* Begin DATASET EXCERPTS *
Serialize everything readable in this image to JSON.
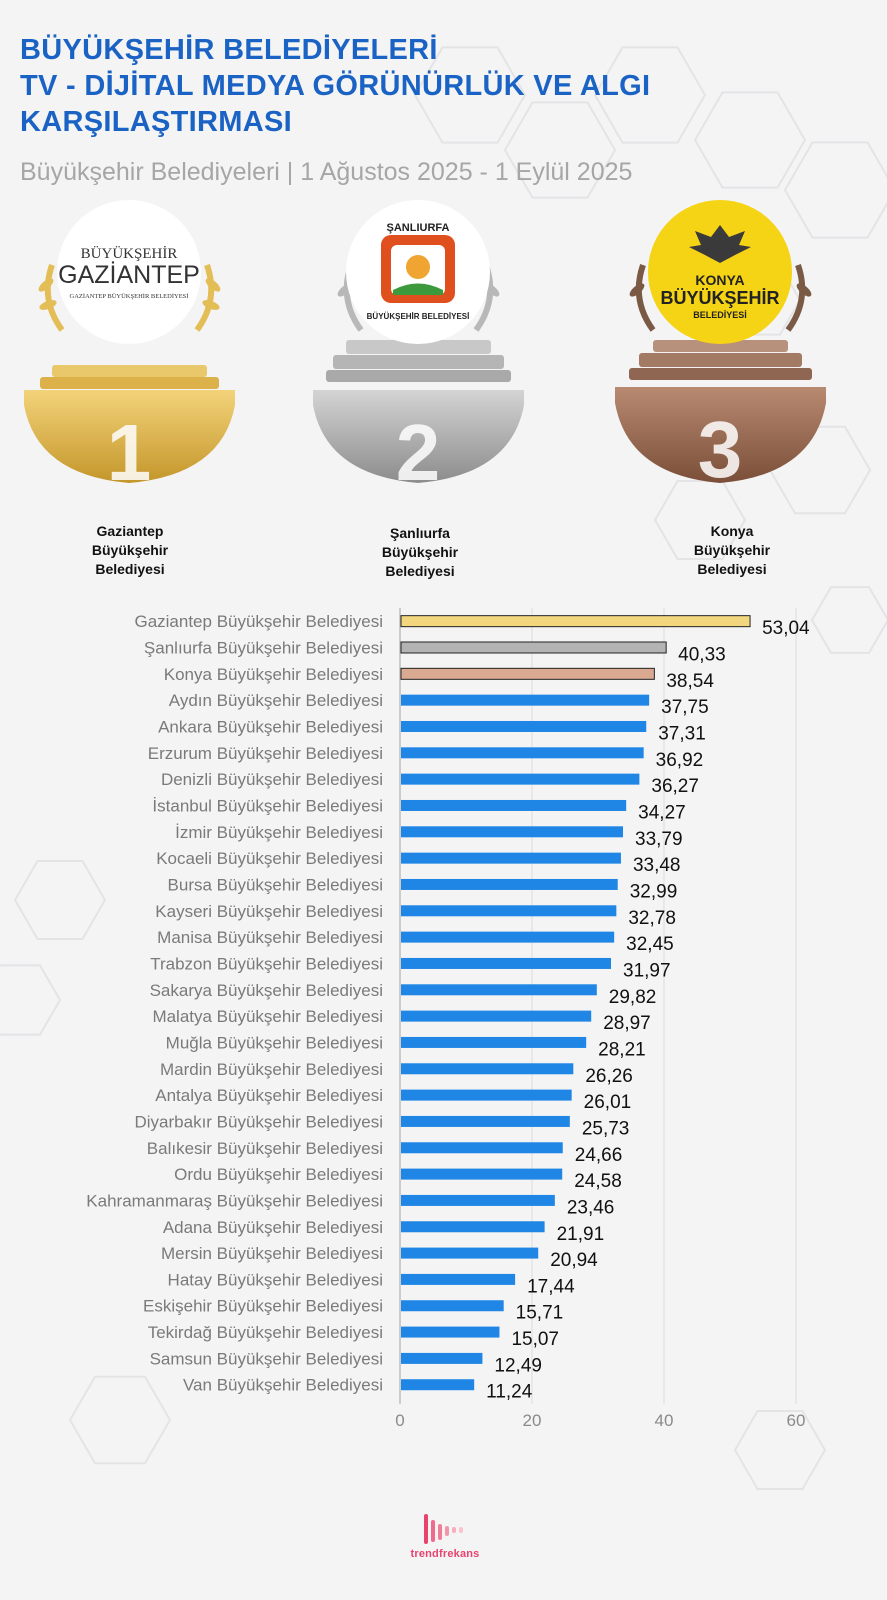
{
  "header": {
    "title_lines": [
      "BÜYÜKŞEHİR BELEDİYELERİ",
      "TV - DİJİTAL MEDYA GÖRÜNÜRLÜK VE ALGI",
      "KARŞILAŞTIRMASI"
    ],
    "subtitle": "Büyükşehir Belediyeleri | 1 Ağustos 2025 - 1 Eylül 2025"
  },
  "podium": [
    {
      "rank": "1",
      "name_lines": [
        "Gaziantep",
        "Büyükşehir",
        "Belediyesi"
      ],
      "logo_top": "BÜYÜKŞEHİR",
      "logo_main": "GAZİANTEP",
      "logo_bottom": "GAZİANTEP BÜYÜKŞEHİR BELEDİYESİ",
      "color": "#d9ae3c"
    },
    {
      "rank": "2",
      "name_lines": [
        "Şanlıurfa",
        "Büyükşehir",
        "Belediyesi"
      ],
      "logo_top": "ŞANLIURFA",
      "logo_bottom": "BÜYÜKŞEHİR BELEDİYESİ",
      "color": "#a9a9a9"
    },
    {
      "rank": "3",
      "name_lines": [
        "Konya",
        "Büyükşehir",
        "Belediyesi"
      ],
      "logo_top": "KONYA",
      "logo_main": "BÜYÜKŞEHİR",
      "logo_bottom": "BELEDİYESİ",
      "color": "#9a6d54"
    }
  ],
  "chart_data": {
    "type": "bar",
    "orientation": "horizontal",
    "categories": [
      "Gaziantep Büyükşehir Belediyesi",
      "Şanlıurfa Büyükşehir Belediyesi",
      "Konya Büyükşehir Belediyesi",
      "Aydın Büyükşehir Belediyesi",
      "Ankara Büyükşehir Belediyesi",
      "Erzurum Büyükşehir Belediyesi",
      "Denizli Büyükşehir Belediyesi",
      "İstanbul Büyükşehir Belediyesi",
      "İzmir Büyükşehir Belediyesi",
      "Kocaeli Büyükşehir Belediyesi",
      "Bursa Büyükşehir Belediyesi",
      "Kayseri Büyükşehir Belediyesi",
      "Manisa Büyükşehir Belediyesi",
      "Trabzon Büyükşehir Belediyesi",
      "Sakarya Büyükşehir Belediyesi",
      "Malatya Büyükşehir Belediyesi",
      "Muğla Büyükşehir Belediyesi",
      "Mardin Büyükşehir Belediyesi",
      "Antalya Büyükşehir Belediyesi",
      "Diyarbakır Büyükşehir Belediyesi",
      "Balıkesir Büyükşehir Belediyesi",
      "Ordu Büyükşehir Belediyesi",
      "Kahramanmaraş Büyükşehir Belediyesi",
      "Adana Büyükşehir Belediyesi",
      "Mersin Büyükşehir Belediyesi",
      "Hatay Büyükşehir Belediyesi",
      "Eskişehir Büyükşehir Belediyesi",
      "Tekirdağ Büyükşehir Belediyesi",
      "Samsun Büyükşehir Belediyesi",
      "Van Büyükşehir Belediyesi"
    ],
    "values": [
      53.04,
      40.33,
      38.54,
      37.75,
      37.31,
      36.92,
      36.27,
      34.27,
      33.79,
      33.48,
      32.99,
      32.78,
      32.45,
      31.97,
      29.82,
      28.97,
      28.21,
      26.26,
      26.01,
      25.73,
      24.66,
      24.58,
      23.46,
      21.91,
      20.94,
      17.44,
      15.71,
      15.07,
      12.49,
      11.24
    ],
    "value_labels": [
      "53,04",
      "40,33",
      "38,54",
      "37,75",
      "37,31",
      "36,92",
      "36,27",
      "34,27",
      "33,79",
      "33,48",
      "32,99",
      "32,78",
      "32,45",
      "31,97",
      "29,82",
      "28,97",
      "28,21",
      "26,26",
      "26,01",
      "25,73",
      "24,66",
      "24,58",
      "23,46",
      "21,91",
      "20,94",
      "17,44",
      "15,71",
      "15,07",
      "12,49",
      "11,24"
    ],
    "bar_colors": {
      "first": "#f2d77e",
      "second": "#b3b3b3",
      "third": "#d9a991",
      "default": "#1f86e5"
    },
    "xlim": [
      0,
      60
    ],
    "xticks": [
      "0",
      "20",
      "40",
      "60"
    ],
    "grid": true,
    "title": "",
    "xlabel": "",
    "ylabel": ""
  },
  "brand": {
    "name": "trendfrekans"
  }
}
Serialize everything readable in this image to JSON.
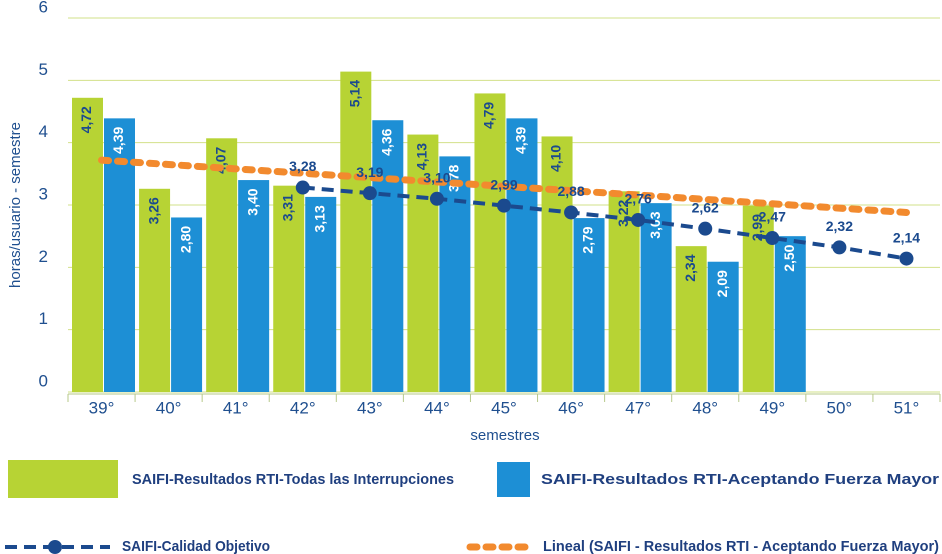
{
  "chart_data": {
    "type": "bar",
    "categories": [
      "39°",
      "40°",
      "41°",
      "42°",
      "43°",
      "44°",
      "45°",
      "46°",
      "47°",
      "48°",
      "49°",
      "50°",
      "51°"
    ],
    "xlabel": "semestres",
    "ylabel": "horas/usuario - semestre",
    "ylim": [
      0,
      6
    ],
    "yticks": [
      0,
      1,
      2,
      3,
      4,
      5,
      6
    ],
    "grid": true,
    "series": [
      {
        "name": "SAIFI-Resultados RTI-Todas las Interrupciones",
        "color": "#b7d334",
        "kind": "bar",
        "values": [
          4.72,
          3.26,
          4.07,
          3.31,
          5.14,
          4.13,
          4.79,
          4.1,
          3.22,
          2.34,
          2.99,
          null,
          null
        ],
        "value_labels": [
          "4,72",
          "3,26",
          "4,07",
          "3,31",
          "5,14",
          "4,13",
          "4,79",
          "4,10",
          "3,22",
          "2,34",
          "2,99",
          null,
          null
        ]
      },
      {
        "name": "SAIFI-Resultados RTI-Aceptando Fuerza Mayor",
        "color": "#1d8fd5",
        "kind": "bar",
        "values": [
          4.39,
          2.8,
          3.4,
          3.13,
          4.36,
          3.78,
          4.39,
          2.79,
          3.03,
          2.09,
          2.5,
          null,
          null
        ],
        "value_labels": [
          "4,39",
          "2,80",
          "3,40",
          "3,13",
          "4,36",
          "3,78",
          "4,39",
          "2,79",
          "3,03",
          "2,09",
          "2,50",
          null,
          null
        ]
      },
      {
        "name": "SAIFI-Calidad Objetivo",
        "color": "#1b4a8e",
        "kind": "line",
        "values": [
          null,
          null,
          null,
          3.28,
          3.19,
          3.1,
          2.99,
          2.88,
          2.76,
          2.62,
          2.47,
          2.32,
          2.14
        ],
        "value_labels": [
          null,
          null,
          null,
          "3,28",
          "3,19",
          "3,10",
          "2,99",
          "2,88",
          "2,76",
          "2,62",
          "2,47",
          "2,32",
          "2,14"
        ]
      },
      {
        "name": "Lineal (SAIFI - Resultados RTI - Aceptando Fuerza Mayor)",
        "color": "#f28a2e",
        "kind": "trend",
        "values": [
          3.72,
          3.65,
          3.58,
          3.51,
          3.44,
          3.37,
          3.3,
          3.23,
          3.16,
          3.09,
          3.02,
          2.95,
          2.88
        ]
      }
    ]
  }
}
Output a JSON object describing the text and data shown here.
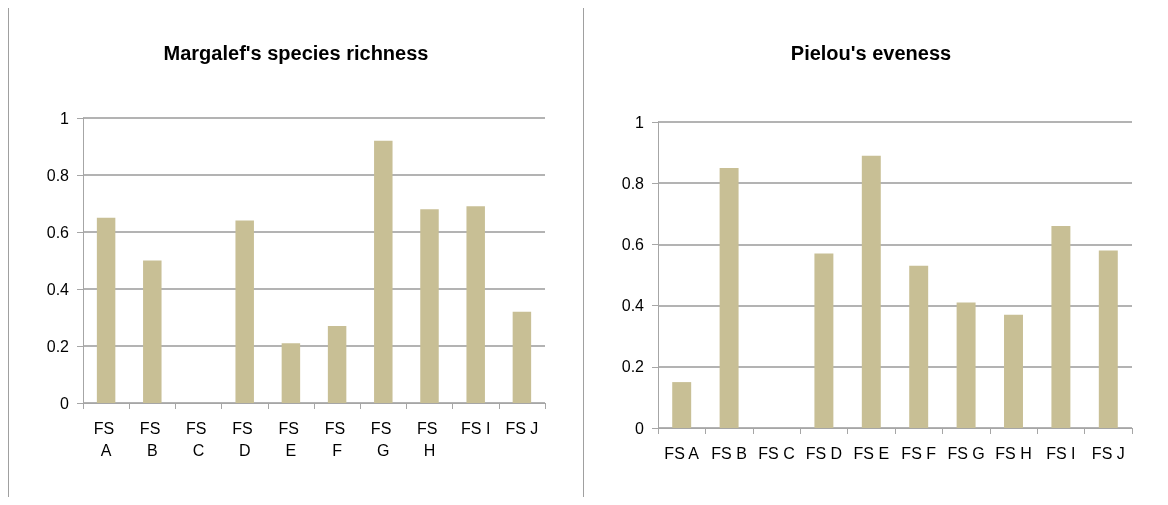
{
  "chart_data": [
    {
      "type": "bar",
      "title": "Margalef's species richness",
      "categories": [
        "FS A",
        "FS B",
        "FS C",
        "FS D",
        "FS E",
        "FS F",
        "FS G",
        "FS H",
        "FS I",
        "FS J"
      ],
      "values": [
        0.65,
        0.5,
        0,
        0.64,
        0.21,
        0.27,
        0.92,
        0.68,
        0.69,
        0.32
      ],
      "color": "#c8bf95",
      "ylim": [
        0,
        1
      ],
      "yticks": [
        0,
        0.2,
        0.4,
        0.6,
        0.8,
        1
      ],
      "grid": "y"
    },
    {
      "type": "bar",
      "title": "Pielou's eveness",
      "categories": [
        "FS A",
        "FS B",
        "FS C",
        "FS D",
        "FS E",
        "FS F",
        "FS G",
        "FS H",
        "FS I",
        "FS J"
      ],
      "values": [
        0.15,
        0.85,
        0,
        0.57,
        0.89,
        0.53,
        0.41,
        0.37,
        0.66,
        0.58
      ],
      "color": "#c8bf95",
      "ylim": [
        0,
        1
      ],
      "yticks": [
        0,
        0.2,
        0.4,
        0.6,
        0.8,
        1
      ],
      "grid": "y"
    }
  ]
}
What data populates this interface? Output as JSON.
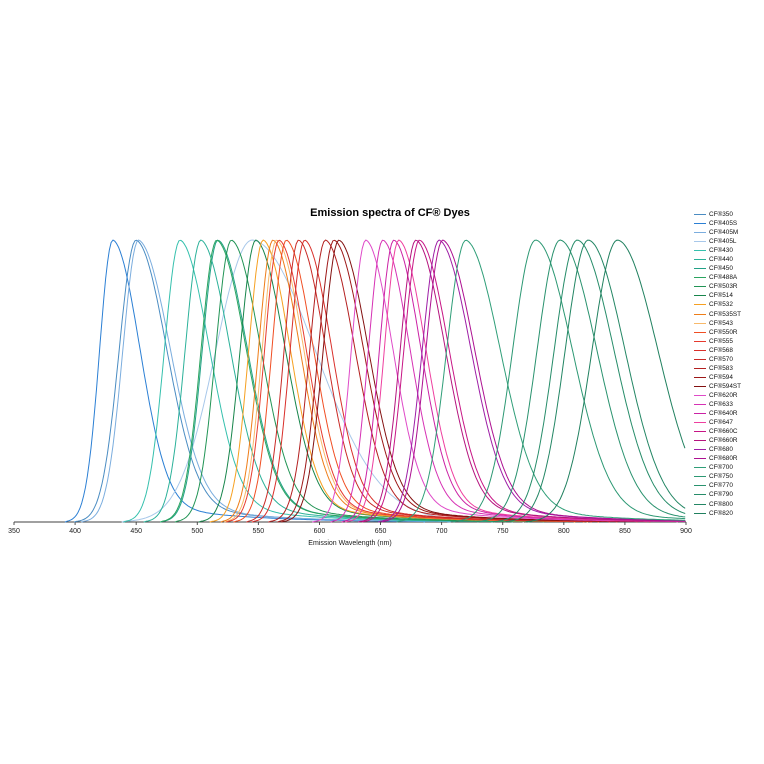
{
  "chart_data": {
    "type": "line",
    "title": "Emission spectra of CF® Dyes",
    "xlabel": "Emission Wavelength (nm)",
    "x_range": [
      350,
      900
    ],
    "x_ticks": [
      350,
      400,
      450,
      500,
      550,
      600,
      650,
      700,
      750,
      800,
      850,
      900
    ],
    "ylim": [
      0,
      1.08
    ],
    "normalized": true,
    "grid": false,
    "legend_position": "right",
    "series": [
      {
        "name": "CF®350",
        "color": "#4a8cc2",
        "peak_nm": 450,
        "sl": 14,
        "sr": 25
      },
      {
        "name": "CF®405S",
        "color": "#2b7fd4",
        "peak_nm": 431,
        "sl": 11,
        "sr": 22
      },
      {
        "name": "CF®405M",
        "color": "#7badde",
        "peak_nm": 452,
        "sl": 13,
        "sr": 26
      },
      {
        "name": "CF®405L",
        "color": "#a8c8ea",
        "peak_nm": 545,
        "sl": 30,
        "sr": 52,
        "tail": 0.03,
        "tau": 80
      },
      {
        "name": "CF®430",
        "color": "#35c0ad",
        "peak_nm": 486,
        "sl": 13,
        "sr": 24
      },
      {
        "name": "CF®440",
        "color": "#2bb199",
        "peak_nm": 503,
        "sl": 13,
        "sr": 24
      },
      {
        "name": "CF®450",
        "color": "#21a186",
        "peak_nm": 517,
        "sl": 13,
        "sr": 24
      },
      {
        "name": "CF®488A",
        "color": "#2aa45f",
        "peak_nm": 516,
        "sl": 13,
        "sr": 24
      },
      {
        "name": "CF®503R",
        "color": "#219455",
        "peak_nm": 528,
        "sl": 13,
        "sr": 24
      },
      {
        "name": "CF®514",
        "color": "#17854b",
        "peak_nm": 548,
        "sl": 13,
        "sr": 24
      },
      {
        "name": "CF®532",
        "color": "#f6a021",
        "peak_nm": 554,
        "sl": 12,
        "sr": 22
      },
      {
        "name": "CF®535ST",
        "color": "#ee7d18",
        "peak_nm": 562,
        "sl": 12,
        "sr": 22
      },
      {
        "name": "CF®543",
        "color": "#f8b96a",
        "peak_nm": 565,
        "sl": 12,
        "sr": 22
      },
      {
        "name": "CF®550R",
        "color": "#f04e23",
        "peak_nm": 573,
        "sl": 12,
        "sr": 22
      },
      {
        "name": "CF®555",
        "color": "#e63a2e",
        "peak_nm": 567,
        "sl": 12,
        "sr": 22
      },
      {
        "name": "CF®568",
        "color": "#d92f2a",
        "peak_nm": 588,
        "sl": 12,
        "sr": 22
      },
      {
        "name": "CF®570",
        "color": "#c92a26",
        "peak_nm": 583,
        "sl": 12,
        "sr": 22
      },
      {
        "name": "CF®583",
        "color": "#b31f1f",
        "peak_nm": 605,
        "sl": 13,
        "sr": 24
      },
      {
        "name": "CF®594",
        "color": "#9d1717",
        "peak_nm": 612,
        "sl": 13,
        "sr": 24
      },
      {
        "name": "CF®594ST",
        "color": "#831010",
        "peak_nm": 616,
        "sl": 13,
        "sr": 24
      },
      {
        "name": "CF®620R",
        "color": "#df4ac8",
        "peak_nm": 638,
        "sl": 12,
        "sr": 22
      },
      {
        "name": "CF®633",
        "color": "#d631b4",
        "peak_nm": 652,
        "sl": 12,
        "sr": 22
      },
      {
        "name": "CF®640R",
        "color": "#cb21a5",
        "peak_nm": 661,
        "sl": 12,
        "sr": 22
      },
      {
        "name": "CF®647",
        "color": "#ee3f9f",
        "peak_nm": 665,
        "sl": 12,
        "sr": 22
      },
      {
        "name": "CF®660C",
        "color": "#c71585",
        "peak_nm": 682,
        "sl": 13,
        "sr": 24
      },
      {
        "name": "CF®660R",
        "color": "#b5137e",
        "peak_nm": 679,
        "sl": 13,
        "sr": 24
      },
      {
        "name": "CF®680",
        "color": "#9e1ea6",
        "peak_nm": 698,
        "sl": 14,
        "sr": 26
      },
      {
        "name": "CF®680R",
        "color": "#ad1091",
        "peak_nm": 701,
        "sl": 14,
        "sr": 26
      },
      {
        "name": "CF®700",
        "color": "#2f9e78",
        "peak_nm": 720,
        "sl": 16,
        "sr": 28
      },
      {
        "name": "CF®750",
        "color": "#2c9873",
        "peak_nm": 777,
        "sl": 19,
        "sr": 30,
        "tail": 0.05,
        "tau": 85
      },
      {
        "name": "CF®770",
        "color": "#29926e",
        "peak_nm": 797,
        "sl": 19,
        "sr": 30,
        "tail": 0.05,
        "tau": 85
      },
      {
        "name": "CF®790",
        "color": "#268c69",
        "peak_nm": 811,
        "sl": 19,
        "sr": 30,
        "tail": 0.05,
        "tau": 85
      },
      {
        "name": "CF®800",
        "color": "#238664",
        "peak_nm": 820,
        "sl": 19,
        "sr": 30,
        "tail": 0.05,
        "tau": 85
      },
      {
        "name": "CF®820",
        "color": "#20805f",
        "peak_nm": 844,
        "sl": 21,
        "sr": 33,
        "tail": 0.05,
        "tau": 85
      }
    ]
  }
}
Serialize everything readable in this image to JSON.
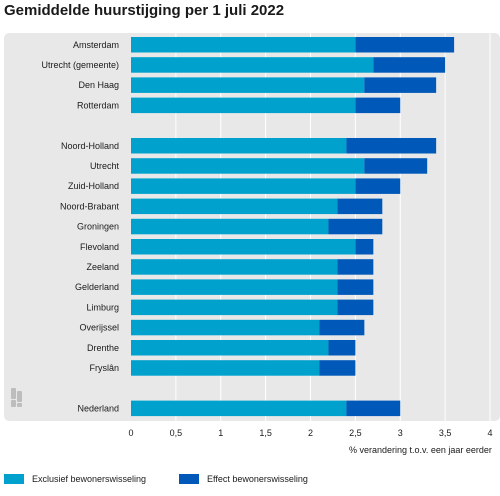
{
  "chart_data": {
    "type": "bar",
    "orientation": "horizontal",
    "stacked": true,
    "title": "Gemiddelde huurstijging per 1 juli 2022",
    "xlabel": "% verandering t.o.v. een jaar eerder",
    "xlim": [
      0,
      4
    ],
    "xticks": [
      "0",
      "0,5",
      "1",
      "1,5",
      "2",
      "2,5",
      "3",
      "3,5",
      "4"
    ],
    "grid": true,
    "legend_position": "bottom",
    "categories": [
      "Amsterdam",
      "Utrecht (gemeente)",
      "Den Haag",
      "Rotterdam",
      "Noord-Holland",
      "Utrecht",
      "Zuid-Holland",
      "Noord-Brabant",
      "Groningen",
      "Flevoland",
      "Zeeland",
      "Gelderland",
      "Limburg",
      "Overijssel",
      "Drenthe",
      "Fryslân",
      "Nederland"
    ],
    "groups": [
      0,
      0,
      0,
      0,
      1,
      1,
      1,
      1,
      1,
      1,
      1,
      1,
      1,
      1,
      1,
      1,
      2
    ],
    "series": [
      {
        "name": "Exclusief bewonerswisseling",
        "color": "#00a1cd",
        "values": [
          2.5,
          2.7,
          2.6,
          2.5,
          2.4,
          2.6,
          2.5,
          2.3,
          2.2,
          2.5,
          2.3,
          2.3,
          2.3,
          2.1,
          2.2,
          2.1,
          2.4
        ]
      },
      {
        "name": "Effect bewonerswisseling",
        "color": "#0058b8",
        "values": [
          1.1,
          0.8,
          0.8,
          0.5,
          1.0,
          0.7,
          0.5,
          0.5,
          0.6,
          0.2,
          0.4,
          0.4,
          0.4,
          0.5,
          0.3,
          0.4,
          0.6
        ]
      }
    ]
  },
  "colors": {
    "panel_background": "#e8e8e8",
    "gridline": "#ffffff",
    "text": "#1a1a1a"
  },
  "logo_icon": "cbs-logo-icon"
}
* End DATASET EXCERPTS *
• [DIRECTIONS]: Copy out each line of the records where the string "Output" appears.

• [CORRECT RESULT]:
Output a JSON object describing the text and data shown here.
What data populates this interface? Output as JSON.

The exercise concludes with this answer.